**Task statement**
Take the material below and write it all out again exactly.

Source data:
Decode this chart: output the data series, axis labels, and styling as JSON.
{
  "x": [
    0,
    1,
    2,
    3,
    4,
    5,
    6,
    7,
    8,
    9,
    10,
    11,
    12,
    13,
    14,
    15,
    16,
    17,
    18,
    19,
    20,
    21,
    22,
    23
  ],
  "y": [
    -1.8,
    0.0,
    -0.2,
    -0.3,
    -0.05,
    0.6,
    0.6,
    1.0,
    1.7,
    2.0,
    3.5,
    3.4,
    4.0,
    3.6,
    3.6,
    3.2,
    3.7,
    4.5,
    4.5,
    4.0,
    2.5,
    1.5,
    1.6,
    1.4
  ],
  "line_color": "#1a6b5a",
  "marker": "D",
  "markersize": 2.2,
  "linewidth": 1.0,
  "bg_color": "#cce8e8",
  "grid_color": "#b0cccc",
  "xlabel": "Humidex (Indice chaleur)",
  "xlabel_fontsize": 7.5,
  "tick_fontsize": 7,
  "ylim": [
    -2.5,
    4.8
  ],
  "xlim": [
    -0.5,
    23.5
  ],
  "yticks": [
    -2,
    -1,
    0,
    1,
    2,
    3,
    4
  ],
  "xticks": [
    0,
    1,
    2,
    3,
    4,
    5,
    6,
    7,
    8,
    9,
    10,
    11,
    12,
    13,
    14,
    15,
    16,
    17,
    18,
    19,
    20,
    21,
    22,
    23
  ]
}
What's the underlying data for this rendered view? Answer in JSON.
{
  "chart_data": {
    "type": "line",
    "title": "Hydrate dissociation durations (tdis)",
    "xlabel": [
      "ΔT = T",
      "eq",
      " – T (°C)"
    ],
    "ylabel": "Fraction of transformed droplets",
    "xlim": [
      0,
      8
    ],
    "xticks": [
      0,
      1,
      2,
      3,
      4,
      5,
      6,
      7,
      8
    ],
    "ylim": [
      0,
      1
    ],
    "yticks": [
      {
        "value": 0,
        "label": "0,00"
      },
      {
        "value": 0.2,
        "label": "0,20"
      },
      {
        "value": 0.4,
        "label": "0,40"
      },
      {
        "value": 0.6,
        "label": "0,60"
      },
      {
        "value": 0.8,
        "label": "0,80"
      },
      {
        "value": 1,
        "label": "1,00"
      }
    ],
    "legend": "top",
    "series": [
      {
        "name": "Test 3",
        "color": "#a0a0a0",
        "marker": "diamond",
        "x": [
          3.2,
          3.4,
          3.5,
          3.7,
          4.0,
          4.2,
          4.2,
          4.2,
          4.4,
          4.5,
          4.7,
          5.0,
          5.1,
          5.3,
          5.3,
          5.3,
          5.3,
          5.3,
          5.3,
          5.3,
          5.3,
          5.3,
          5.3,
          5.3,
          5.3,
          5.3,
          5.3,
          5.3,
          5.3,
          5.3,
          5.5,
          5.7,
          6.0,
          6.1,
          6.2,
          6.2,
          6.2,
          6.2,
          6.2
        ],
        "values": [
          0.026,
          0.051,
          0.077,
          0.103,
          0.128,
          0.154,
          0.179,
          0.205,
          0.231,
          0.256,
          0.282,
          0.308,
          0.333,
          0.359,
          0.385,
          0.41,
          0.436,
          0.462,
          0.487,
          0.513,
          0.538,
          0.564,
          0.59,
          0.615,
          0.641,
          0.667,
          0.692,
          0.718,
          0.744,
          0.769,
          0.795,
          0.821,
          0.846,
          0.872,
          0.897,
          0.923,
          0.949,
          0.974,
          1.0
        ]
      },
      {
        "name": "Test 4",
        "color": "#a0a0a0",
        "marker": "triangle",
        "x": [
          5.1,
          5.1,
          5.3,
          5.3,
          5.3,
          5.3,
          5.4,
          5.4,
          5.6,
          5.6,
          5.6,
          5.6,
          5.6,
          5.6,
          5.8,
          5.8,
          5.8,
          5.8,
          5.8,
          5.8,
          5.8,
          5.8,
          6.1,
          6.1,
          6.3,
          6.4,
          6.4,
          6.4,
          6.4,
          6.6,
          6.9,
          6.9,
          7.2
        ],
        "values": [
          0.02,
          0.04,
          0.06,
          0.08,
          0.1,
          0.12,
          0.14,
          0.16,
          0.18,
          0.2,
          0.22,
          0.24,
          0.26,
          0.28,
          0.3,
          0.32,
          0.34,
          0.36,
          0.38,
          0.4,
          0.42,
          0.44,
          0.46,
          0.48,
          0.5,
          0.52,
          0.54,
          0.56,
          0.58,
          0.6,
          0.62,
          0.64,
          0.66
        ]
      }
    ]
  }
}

**Worked solution**
Decode this chart: output the data series, axis labels, and styling as JSON.
{
  "x": [
    0,
    1,
    2,
    3,
    4,
    5,
    6,
    7,
    8,
    9,
    10,
    11,
    12,
    13,
    14,
    15,
    16,
    17,
    18,
    19,
    20,
    21,
    22,
    23
  ],
  "y": [
    -1.8,
    0.0,
    -0.2,
    -0.3,
    -0.05,
    0.6,
    0.6,
    1.0,
    1.7,
    2.0,
    3.5,
    3.4,
    4.0,
    3.6,
    3.6,
    3.2,
    3.7,
    4.5,
    4.5,
    4.0,
    2.5,
    1.5,
    1.6,
    1.4
  ],
  "line_color": "#1a6b5a",
  "marker": "D",
  "markersize": 2.2,
  "linewidth": 1.0,
  "bg_color": "#cce8e8",
  "grid_color": "#b0cccc",
  "xlabel": "Humidex (Indice chaleur)",
  "xlabel_fontsize": 7.5,
  "tick_fontsize": 7,
  "ylim": [
    -2.5,
    4.8
  ],
  "xlim": [
    -0.5,
    23.5
  ],
  "yticks": [
    -2,
    -1,
    0,
    1,
    2,
    3,
    4
  ],
  "xticks": [
    0,
    1,
    2,
    3,
    4,
    5,
    6,
    7,
    8,
    9,
    10,
    11,
    12,
    13,
    14,
    15,
    16,
    17,
    18,
    19,
    20,
    21,
    22,
    23
  ]
}
What's the underlying data for this rendered view? Answer in JSON.
{
  "chart_data": {
    "type": "line",
    "title": "Hydrate dissociation durations (tdis)",
    "xlabel": [
      "ΔT = T",
      "eq",
      " – T (°C)"
    ],
    "ylabel": "Fraction of transformed droplets",
    "xlim": [
      0,
      8
    ],
    "xticks": [
      0,
      1,
      2,
      3,
      4,
      5,
      6,
      7,
      8
    ],
    "ylim": [
      0,
      1
    ],
    "yticks": [
      {
        "value": 0,
        "label": "0,00"
      },
      {
        "value": 0.2,
        "label": "0,20"
      },
      {
        "value": 0.4,
        "label": "0,40"
      },
      {
        "value": 0.6,
        "label": "0,60"
      },
      {
        "value": 0.8,
        "label": "0,80"
      },
      {
        "value": 1,
        "label": "1,00"
      }
    ],
    "legend": "top",
    "series": [
      {
        "name": "Test 3",
        "color": "#a0a0a0",
        "marker": "diamond",
        "x": [
          3.2,
          3.4,
          3.5,
          3.7,
          4.0,
          4.2,
          4.2,
          4.2,
          4.4,
          4.5,
          4.7,
          5.0,
          5.1,
          5.3,
          5.3,
          5.3,
          5.3,
          5.3,
          5.3,
          5.3,
          5.3,
          5.3,
          5.3,
          5.3,
          5.3,
          5.3,
          5.3,
          5.3,
          5.3,
          5.3,
          5.5,
          5.7,
          6.0,
          6.1,
          6.2,
          6.2,
          6.2,
          6.2,
          6.2
        ],
        "values": [
          0.026,
          0.051,
          0.077,
          0.103,
          0.128,
          0.154,
          0.179,
          0.205,
          0.231,
          0.256,
          0.282,
          0.308,
          0.333,
          0.359,
          0.385,
          0.41,
          0.436,
          0.462,
          0.487,
          0.513,
          0.538,
          0.564,
          0.59,
          0.615,
          0.641,
          0.667,
          0.692,
          0.718,
          0.744,
          0.769,
          0.795,
          0.821,
          0.846,
          0.872,
          0.897,
          0.923,
          0.949,
          0.974,
          1.0
        ]
      },
      {
        "name": "Test 4",
        "color": "#a0a0a0",
        "marker": "triangle",
        "x": [
          5.1,
          5.1,
          5.3,
          5.3,
          5.3,
          5.3,
          5.4,
          5.4,
          5.6,
          5.6,
          5.6,
          5.6,
          5.6,
          5.6,
          5.8,
          5.8,
          5.8,
          5.8,
          5.8,
          5.8,
          5.8,
          5.8,
          6.1,
          6.1,
          6.3,
          6.4,
          6.4,
          6.4,
          6.4,
          6.6,
          6.9,
          6.9,
          7.2
        ],
        "values": [
          0.02,
          0.04,
          0.06,
          0.08,
          0.1,
          0.12,
          0.14,
          0.16,
          0.18,
          0.2,
          0.22,
          0.24,
          0.26,
          0.28,
          0.3,
          0.32,
          0.34,
          0.36,
          0.38,
          0.4,
          0.42,
          0.44,
          0.46,
          0.48,
          0.5,
          0.52,
          0.54,
          0.56,
          0.58,
          0.6,
          0.62,
          0.64,
          0.66
        ]
      }
    ]
  }
}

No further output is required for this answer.